Excerpted text:
··········
JACKSONVILLE, Fla., June 19, 2013 /PRNewswire/ -- Fidelity National Financial, Inc. (NYSE: FNF), a leading provider of title insurance, mortgage services and diversified services, today announced that it was exercising its option to adjust the consideration mix in the previously announced acquisition of Lender Processing Services, Inc. ("LPS") by increasing the cash component of the total consideration by approximately $500 million and correspondingly decreasing the stock component of the total consideration by an equal amount.
FNF will directly provide $300 million of the $500 million increase, with funds affiliated with Thomas H. Lee Partners, L.P. ("THL") providing the remaining $200 million. The total consideration will be unchanged and the additional $500 million cash component will be offset by an equal reduction in the stock component of the total consideration.
On May 28, 2013, FNF signed a definitive agreement under which FNF will acquire all of the outstanding stock of LPS for $33.25 per common share, for a total equity value of approximately $2.9 billion.
Based on today's announcement, FNF will now pay approximately 67% of the total consideration for the LPS shares of common stock in cash and 33% in shares of FNF common stock, subject to adjustment as described in the definitive agreement and below.
As previously announced, at the closing of the LPS acquisition, FNF will combine its ServiceLink business with LPS in a new consolidated holding company. FNF will now sell approximately a 29% minority equity interest in the new consolidated holding company to THL for a total investment of approximately $581 million in cash. FNF will retain approximately a 71% ownership interest in the new consolidated holding company.
Under the definitive agreement, FNF's shares of common stock have been valued at $25.489 per share (the "Reference Price"). Based on the increased cash component of the total consideration, that now represents a fixed exchange ratio of 0.42948 shares of FNF common stock for each share of LPS common stock. Based on the Reference Price, FNF currently expects to issue approximately 37.8 million shares of FNF common stock to LPS common stockholders, representing approximately 14.2% of FNF's pro-forma, fully diluted outstanding shares.
··········
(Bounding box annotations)
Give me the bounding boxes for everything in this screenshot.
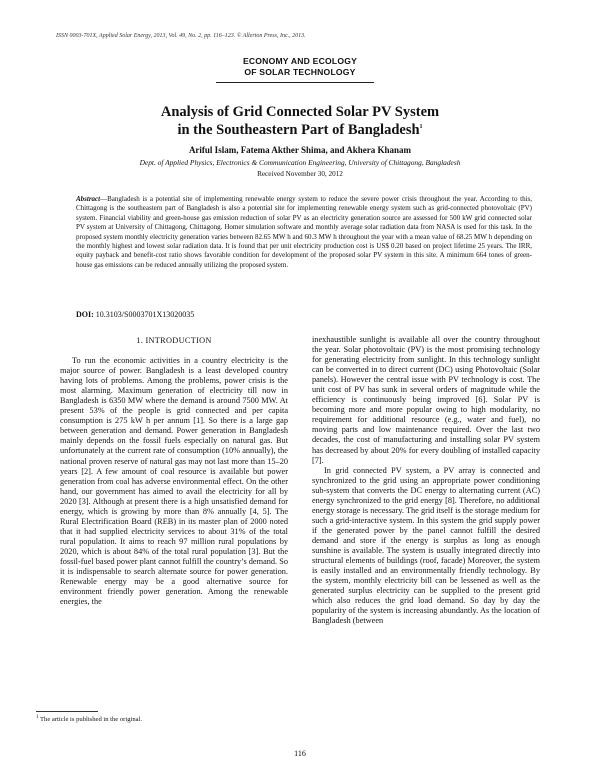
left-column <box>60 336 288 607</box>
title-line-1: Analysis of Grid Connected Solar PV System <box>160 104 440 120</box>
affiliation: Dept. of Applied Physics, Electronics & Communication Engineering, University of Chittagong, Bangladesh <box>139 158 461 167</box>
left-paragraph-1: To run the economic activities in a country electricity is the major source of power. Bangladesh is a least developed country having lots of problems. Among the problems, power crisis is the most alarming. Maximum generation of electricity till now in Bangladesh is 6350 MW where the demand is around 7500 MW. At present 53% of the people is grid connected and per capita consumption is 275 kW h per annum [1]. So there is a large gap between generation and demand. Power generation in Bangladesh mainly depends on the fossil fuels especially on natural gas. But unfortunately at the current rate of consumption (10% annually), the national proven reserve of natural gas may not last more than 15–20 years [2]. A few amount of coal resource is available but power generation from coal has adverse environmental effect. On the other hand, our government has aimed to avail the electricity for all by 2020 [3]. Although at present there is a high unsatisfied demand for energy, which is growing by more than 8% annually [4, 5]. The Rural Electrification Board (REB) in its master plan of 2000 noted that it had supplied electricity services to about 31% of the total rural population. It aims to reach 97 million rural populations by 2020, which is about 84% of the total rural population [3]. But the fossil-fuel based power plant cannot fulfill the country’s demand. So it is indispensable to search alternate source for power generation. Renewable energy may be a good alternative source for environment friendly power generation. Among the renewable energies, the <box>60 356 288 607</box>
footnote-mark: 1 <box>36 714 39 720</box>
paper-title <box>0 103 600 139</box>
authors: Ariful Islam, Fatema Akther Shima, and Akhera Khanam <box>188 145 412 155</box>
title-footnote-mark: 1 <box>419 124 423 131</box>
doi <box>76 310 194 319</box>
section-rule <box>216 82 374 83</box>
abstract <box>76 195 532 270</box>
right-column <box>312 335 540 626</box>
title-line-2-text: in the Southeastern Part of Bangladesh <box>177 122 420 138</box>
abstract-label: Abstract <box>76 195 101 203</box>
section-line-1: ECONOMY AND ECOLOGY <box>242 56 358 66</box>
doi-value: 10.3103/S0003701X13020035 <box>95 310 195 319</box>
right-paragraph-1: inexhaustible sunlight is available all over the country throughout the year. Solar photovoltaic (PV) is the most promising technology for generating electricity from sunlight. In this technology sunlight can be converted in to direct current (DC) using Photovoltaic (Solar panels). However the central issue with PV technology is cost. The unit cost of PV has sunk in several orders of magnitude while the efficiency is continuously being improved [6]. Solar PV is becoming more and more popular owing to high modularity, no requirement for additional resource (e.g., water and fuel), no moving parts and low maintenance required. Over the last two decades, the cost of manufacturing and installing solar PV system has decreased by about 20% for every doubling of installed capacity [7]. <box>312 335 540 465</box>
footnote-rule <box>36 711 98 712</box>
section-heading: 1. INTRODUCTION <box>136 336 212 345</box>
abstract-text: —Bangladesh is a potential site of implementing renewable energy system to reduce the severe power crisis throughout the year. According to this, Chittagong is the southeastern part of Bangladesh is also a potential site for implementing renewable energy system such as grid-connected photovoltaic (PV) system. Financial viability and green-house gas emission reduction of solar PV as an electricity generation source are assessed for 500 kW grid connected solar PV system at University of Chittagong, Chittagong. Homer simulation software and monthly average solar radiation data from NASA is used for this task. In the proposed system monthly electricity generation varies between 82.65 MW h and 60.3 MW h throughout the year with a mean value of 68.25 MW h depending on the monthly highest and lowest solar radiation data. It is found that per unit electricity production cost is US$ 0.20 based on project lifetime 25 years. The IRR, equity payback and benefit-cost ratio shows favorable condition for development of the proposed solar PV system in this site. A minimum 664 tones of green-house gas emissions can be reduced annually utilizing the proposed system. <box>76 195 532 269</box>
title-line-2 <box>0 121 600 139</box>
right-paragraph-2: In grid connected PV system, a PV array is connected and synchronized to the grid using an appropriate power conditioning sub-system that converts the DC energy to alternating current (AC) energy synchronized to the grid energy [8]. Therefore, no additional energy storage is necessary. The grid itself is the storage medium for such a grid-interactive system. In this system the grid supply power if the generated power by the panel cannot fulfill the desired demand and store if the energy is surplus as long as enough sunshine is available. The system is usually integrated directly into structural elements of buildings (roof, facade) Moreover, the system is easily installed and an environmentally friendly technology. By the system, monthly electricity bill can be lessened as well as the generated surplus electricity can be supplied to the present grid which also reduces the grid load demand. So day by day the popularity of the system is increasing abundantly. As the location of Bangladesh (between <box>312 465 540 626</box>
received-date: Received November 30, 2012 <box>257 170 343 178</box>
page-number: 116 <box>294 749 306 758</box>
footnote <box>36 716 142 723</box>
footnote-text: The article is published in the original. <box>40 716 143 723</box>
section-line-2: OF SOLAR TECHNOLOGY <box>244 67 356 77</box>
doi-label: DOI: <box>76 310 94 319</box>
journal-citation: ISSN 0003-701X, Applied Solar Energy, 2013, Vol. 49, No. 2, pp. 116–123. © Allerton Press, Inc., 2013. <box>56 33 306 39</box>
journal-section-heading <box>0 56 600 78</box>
··········
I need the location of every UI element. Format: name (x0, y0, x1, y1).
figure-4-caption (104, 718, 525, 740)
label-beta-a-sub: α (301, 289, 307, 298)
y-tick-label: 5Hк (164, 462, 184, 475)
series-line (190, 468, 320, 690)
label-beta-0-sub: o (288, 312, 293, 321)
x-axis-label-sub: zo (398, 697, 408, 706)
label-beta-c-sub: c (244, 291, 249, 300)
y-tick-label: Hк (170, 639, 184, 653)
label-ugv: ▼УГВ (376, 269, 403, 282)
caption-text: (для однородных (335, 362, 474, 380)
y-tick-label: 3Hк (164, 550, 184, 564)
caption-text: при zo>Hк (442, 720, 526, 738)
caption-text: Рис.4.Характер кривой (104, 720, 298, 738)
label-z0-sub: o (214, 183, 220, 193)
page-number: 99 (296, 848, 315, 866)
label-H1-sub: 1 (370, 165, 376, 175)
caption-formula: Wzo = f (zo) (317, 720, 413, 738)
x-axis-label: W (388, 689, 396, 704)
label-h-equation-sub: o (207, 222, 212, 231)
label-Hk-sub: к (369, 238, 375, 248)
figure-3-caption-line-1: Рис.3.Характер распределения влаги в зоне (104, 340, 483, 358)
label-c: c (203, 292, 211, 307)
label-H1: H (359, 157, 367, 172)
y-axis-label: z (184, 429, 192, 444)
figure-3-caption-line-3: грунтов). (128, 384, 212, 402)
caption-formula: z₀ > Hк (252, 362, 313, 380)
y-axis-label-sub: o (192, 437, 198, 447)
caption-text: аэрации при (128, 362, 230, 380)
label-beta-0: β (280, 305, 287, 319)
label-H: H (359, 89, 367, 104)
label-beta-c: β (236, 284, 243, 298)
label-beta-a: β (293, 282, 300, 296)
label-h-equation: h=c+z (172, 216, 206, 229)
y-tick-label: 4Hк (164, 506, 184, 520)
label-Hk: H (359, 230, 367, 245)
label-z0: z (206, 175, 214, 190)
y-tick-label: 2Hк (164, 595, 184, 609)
··········
Given problem: Quote the passage of the press release on the LPS acquisition starting with "On May 28, 2013, FNF" and going on through "agreement and below.". Nothing in the two blocks of lines is needed here.

Answer to the task:
On May 28, 2013, FNF signed a definitive agreement under which FNF will acquire all of the outstanding stock of LPS for $33.25 per common share, for a total equity value of approximately $2.9 billion.
Based on today's announcement, FNF will now pay approximately 67% of the total consideration for the LPS shares of common stock in cash and 33% in shares of FNF common stock, subject to adjustment as described in the definitive agreement and below.